> **Do this**
Check the listing below line by line and report how many lines hold "values", with no other words.

> **Raw data**

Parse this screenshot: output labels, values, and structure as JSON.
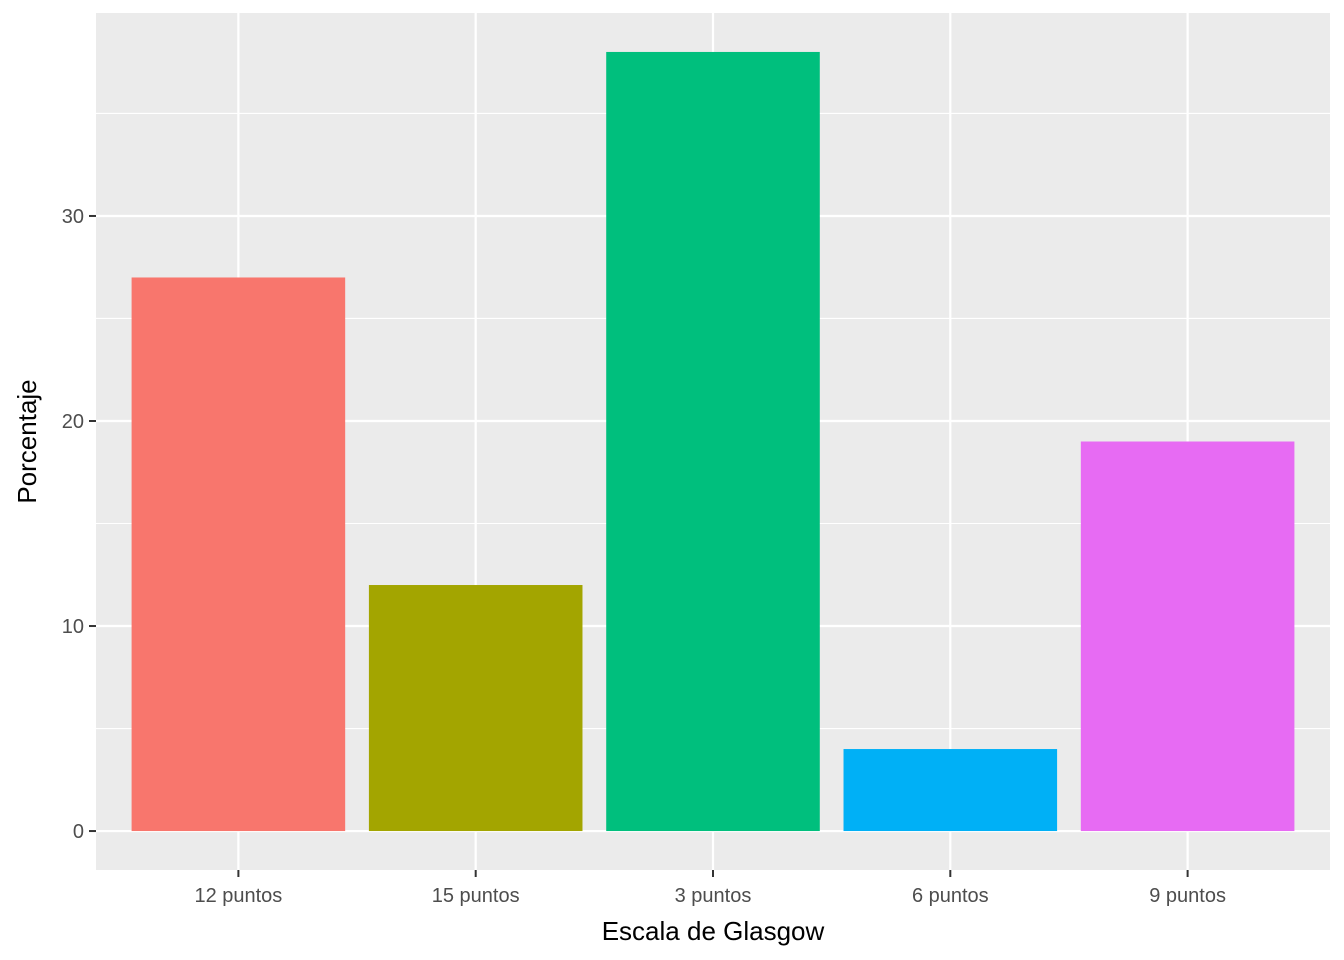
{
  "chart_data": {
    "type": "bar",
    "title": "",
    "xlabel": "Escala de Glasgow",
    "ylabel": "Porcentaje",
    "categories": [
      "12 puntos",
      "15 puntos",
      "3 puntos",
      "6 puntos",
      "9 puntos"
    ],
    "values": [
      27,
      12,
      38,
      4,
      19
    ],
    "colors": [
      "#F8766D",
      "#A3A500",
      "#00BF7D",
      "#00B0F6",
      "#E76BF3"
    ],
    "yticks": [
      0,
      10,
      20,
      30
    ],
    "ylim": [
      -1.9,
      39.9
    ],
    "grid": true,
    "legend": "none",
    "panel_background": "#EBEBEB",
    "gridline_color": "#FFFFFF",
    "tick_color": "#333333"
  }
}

> **Exercise result**
2